# Data records
● ● ● ●

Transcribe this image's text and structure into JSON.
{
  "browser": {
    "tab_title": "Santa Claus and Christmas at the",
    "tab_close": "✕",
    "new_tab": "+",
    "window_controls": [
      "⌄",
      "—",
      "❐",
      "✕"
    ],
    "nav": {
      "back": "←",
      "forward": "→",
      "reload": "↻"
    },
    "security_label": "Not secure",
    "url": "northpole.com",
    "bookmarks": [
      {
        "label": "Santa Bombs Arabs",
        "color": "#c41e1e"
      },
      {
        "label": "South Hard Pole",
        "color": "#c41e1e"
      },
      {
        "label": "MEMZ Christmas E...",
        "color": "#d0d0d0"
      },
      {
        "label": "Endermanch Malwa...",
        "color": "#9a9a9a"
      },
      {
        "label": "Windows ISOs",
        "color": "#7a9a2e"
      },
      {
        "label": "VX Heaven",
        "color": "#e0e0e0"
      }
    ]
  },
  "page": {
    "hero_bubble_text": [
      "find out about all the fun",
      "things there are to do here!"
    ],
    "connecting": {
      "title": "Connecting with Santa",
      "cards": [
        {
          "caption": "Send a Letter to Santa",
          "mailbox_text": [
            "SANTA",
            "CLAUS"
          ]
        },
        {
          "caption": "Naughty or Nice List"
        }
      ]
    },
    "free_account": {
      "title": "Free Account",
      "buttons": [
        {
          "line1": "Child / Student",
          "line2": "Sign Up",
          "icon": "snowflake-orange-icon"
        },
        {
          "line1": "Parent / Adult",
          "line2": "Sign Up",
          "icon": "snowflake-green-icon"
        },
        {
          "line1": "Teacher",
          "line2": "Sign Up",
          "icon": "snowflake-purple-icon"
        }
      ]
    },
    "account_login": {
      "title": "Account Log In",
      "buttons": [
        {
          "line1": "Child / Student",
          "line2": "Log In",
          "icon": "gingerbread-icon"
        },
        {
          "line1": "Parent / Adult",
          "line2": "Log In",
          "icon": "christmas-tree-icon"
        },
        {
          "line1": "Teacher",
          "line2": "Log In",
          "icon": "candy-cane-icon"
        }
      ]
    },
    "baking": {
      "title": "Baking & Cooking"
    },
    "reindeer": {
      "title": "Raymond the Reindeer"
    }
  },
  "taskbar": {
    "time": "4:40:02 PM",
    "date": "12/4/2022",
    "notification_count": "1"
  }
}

● ● ● ●

# Aim
State the number of lines in the records that contain the string "snowflake", and nothing more.

# Completed exercise
3